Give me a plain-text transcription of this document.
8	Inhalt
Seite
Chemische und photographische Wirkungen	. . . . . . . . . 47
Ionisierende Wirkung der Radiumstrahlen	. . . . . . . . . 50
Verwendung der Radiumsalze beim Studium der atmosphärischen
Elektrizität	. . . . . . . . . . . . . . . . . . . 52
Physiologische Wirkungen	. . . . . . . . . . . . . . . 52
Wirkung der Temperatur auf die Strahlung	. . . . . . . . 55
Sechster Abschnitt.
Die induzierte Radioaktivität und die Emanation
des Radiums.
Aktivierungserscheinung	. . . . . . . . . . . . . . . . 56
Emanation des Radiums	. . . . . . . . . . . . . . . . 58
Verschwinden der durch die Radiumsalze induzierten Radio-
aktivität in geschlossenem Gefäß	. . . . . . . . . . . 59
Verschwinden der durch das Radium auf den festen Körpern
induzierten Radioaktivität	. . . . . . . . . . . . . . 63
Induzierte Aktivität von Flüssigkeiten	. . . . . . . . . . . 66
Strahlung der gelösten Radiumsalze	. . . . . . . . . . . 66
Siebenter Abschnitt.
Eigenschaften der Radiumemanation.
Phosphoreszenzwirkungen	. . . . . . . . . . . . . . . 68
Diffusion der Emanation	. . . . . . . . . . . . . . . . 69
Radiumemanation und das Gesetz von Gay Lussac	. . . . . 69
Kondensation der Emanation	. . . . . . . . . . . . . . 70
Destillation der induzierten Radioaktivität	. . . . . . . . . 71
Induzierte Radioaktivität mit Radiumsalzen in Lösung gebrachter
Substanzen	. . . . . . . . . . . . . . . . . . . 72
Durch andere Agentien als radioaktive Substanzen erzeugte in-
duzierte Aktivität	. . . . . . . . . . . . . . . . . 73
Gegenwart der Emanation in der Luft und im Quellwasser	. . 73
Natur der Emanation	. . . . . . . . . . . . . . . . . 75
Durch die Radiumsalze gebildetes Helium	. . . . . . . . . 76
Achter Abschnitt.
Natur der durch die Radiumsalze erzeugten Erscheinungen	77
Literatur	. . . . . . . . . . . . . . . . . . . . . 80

:::

Copy out all of the data exactly, leaving nothing out.

■ SOLUTION TO THIS TASK ■
Give me a plain-text transcription of this document.
8	Inhalt
Seite
Chemische und photographische Wirkungen	. . . . . . . . . 47
Ionisierende Wirkung der Radiumstrahlen	. . . . . . . . . 50
Verwendung der Radiumsalze beim Studium der atmosphärischen
Elektrizität	. . . . . . . . . . . . . . . . . . . 52
Physiologische Wirkungen	. . . . . . . . . . . . . . . 52
Wirkung der Temperatur auf die Strahlung	. . . . . . . . 55
Sechster Abschnitt.
Die induzierte Radioaktivität und die Emanation
des Radiums.
Aktivierungserscheinung	. . . . . . . . . . . . . . . . 56
Emanation des Radiums	. . . . . . . . . . . . . . . . 58
Verschwinden der durch die Radiumsalze induzierten Radio-
aktivität in geschlossenem Gefäß	. . . . . . . . . . . 59
Verschwinden der durch das Radium auf den festen Körpern
induzierten Radioaktivität	. . . . . . . . . . . . . . 63
Induzierte Aktivität von Flüssigkeiten	. . . . . . . . . . . 66
Strahlung der gelösten Radiumsalze	. . . . . . . . . . . 66
Siebenter Abschnitt.
Eigenschaften der Radiumemanation.
Phosphoreszenzwirkungen	. . . . . . . . . . . . . . . 68
Diffusion der Emanation	. . . . . . . . . . . . . . . . 69
Radiumemanation und das Gesetz von Gay Lussac	. . . . . 69
Kondensation der Emanation	. . . . . . . . . . . . . . 70
Destillation der induzierten Radioaktivität	. . . . . . . . . 71
Induzierte Radioaktivität mit Radiumsalzen in Lösung gebrachter
Substanzen	. . . . . . . . . . . . . . . . . . . 72
Durch andere Agentien als radioaktive Substanzen erzeugte in-
duzierte Aktivität	. . . . . . . . . . . . . . . . . 73
Gegenwart der Emanation in der Luft und im Quellwasser	. . 73
Natur der Emanation	. . . . . . . . . . . . . . . . . 75
Durch die Radiumsalze gebildetes Helium	. . . . . . . . . 76
Achter Abschnitt.
Natur der durch die Radiumsalze erzeugten Erscheinungen	77
Literatur	. . . . . . . . . . . . . . . . . . . . . 80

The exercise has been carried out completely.